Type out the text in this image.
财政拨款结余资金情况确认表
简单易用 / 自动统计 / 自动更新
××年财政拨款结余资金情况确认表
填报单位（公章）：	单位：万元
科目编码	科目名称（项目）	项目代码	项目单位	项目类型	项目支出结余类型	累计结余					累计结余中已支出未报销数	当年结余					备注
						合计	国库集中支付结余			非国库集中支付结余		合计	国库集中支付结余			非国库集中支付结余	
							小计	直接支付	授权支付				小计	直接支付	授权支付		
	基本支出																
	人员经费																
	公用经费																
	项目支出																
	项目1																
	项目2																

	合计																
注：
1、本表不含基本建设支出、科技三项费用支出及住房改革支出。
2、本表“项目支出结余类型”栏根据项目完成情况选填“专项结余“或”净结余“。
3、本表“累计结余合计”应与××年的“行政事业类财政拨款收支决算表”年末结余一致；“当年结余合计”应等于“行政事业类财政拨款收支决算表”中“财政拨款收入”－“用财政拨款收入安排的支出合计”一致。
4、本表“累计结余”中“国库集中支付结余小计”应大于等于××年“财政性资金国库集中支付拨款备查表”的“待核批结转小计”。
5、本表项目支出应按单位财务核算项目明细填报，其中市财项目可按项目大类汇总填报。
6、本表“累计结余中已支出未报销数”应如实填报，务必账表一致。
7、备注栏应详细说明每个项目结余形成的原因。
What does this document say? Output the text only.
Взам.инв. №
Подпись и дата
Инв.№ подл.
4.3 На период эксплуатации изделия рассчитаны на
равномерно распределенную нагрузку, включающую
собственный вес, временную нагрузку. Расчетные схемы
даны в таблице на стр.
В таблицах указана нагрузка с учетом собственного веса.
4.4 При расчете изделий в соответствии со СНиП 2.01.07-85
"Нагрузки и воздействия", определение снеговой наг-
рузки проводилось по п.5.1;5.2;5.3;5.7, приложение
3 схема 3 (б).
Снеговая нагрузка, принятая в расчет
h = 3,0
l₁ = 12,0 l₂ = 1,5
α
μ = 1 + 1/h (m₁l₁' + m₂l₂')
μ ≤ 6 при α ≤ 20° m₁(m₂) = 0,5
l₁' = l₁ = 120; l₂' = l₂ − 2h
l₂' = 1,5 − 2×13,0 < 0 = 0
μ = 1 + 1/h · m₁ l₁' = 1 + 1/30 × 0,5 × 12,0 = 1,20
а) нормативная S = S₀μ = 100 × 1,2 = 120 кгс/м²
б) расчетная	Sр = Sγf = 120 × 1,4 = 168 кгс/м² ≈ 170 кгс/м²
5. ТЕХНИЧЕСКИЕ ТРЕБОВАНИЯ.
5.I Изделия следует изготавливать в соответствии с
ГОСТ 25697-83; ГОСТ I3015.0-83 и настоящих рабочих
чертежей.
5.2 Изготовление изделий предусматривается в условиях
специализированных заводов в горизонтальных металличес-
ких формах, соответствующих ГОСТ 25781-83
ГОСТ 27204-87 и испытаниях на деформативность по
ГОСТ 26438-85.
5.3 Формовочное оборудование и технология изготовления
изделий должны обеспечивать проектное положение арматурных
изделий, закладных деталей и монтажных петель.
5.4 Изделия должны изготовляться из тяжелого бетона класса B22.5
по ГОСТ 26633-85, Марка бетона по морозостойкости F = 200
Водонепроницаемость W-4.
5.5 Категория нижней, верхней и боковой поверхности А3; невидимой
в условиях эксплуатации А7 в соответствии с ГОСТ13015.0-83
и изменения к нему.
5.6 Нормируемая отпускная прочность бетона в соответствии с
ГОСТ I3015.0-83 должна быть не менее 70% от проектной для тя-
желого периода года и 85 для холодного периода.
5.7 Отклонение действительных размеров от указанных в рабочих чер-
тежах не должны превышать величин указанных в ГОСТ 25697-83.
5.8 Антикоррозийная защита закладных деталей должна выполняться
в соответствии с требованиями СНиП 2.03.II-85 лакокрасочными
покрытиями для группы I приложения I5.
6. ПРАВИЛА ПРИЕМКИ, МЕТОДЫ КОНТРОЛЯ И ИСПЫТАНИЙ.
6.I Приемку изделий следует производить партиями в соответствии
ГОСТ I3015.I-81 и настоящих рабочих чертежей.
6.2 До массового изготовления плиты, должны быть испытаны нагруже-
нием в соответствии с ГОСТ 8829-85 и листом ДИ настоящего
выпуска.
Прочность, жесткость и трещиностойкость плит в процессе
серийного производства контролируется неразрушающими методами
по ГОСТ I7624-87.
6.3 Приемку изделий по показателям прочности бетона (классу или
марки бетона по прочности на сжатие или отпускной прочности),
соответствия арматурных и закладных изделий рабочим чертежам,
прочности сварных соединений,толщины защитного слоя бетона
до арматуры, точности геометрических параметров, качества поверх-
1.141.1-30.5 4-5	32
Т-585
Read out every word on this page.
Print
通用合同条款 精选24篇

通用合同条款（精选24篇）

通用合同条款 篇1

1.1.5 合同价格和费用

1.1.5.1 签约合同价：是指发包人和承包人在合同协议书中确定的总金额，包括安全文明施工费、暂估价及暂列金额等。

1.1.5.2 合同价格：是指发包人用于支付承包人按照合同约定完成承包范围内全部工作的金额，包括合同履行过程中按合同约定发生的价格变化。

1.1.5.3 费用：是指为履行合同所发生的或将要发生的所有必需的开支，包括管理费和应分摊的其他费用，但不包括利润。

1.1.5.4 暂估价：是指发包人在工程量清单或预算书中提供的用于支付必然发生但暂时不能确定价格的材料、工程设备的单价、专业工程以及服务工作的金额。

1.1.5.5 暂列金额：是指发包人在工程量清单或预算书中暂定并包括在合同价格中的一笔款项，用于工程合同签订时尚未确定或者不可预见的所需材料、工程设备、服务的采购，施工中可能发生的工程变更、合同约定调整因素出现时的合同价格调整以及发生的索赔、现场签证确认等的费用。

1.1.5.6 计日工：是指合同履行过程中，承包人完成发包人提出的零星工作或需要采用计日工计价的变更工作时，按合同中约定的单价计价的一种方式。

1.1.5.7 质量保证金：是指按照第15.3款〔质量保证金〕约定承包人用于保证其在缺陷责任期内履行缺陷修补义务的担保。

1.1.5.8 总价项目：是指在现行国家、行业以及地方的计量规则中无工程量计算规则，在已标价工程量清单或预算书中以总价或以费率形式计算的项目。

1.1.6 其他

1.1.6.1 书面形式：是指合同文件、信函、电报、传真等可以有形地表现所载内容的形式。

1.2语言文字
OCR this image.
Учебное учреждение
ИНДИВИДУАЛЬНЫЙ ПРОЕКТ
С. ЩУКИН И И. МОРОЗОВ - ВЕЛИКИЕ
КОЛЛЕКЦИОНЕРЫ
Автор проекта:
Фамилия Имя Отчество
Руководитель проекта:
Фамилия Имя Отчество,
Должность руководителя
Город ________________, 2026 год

- - - - - - -

Return each line of the listing that holds the string "通用合同条款".

Task result:
通用合同条款 精选24篇
通用合同条款（精选24篇）
通用合同条款 篇1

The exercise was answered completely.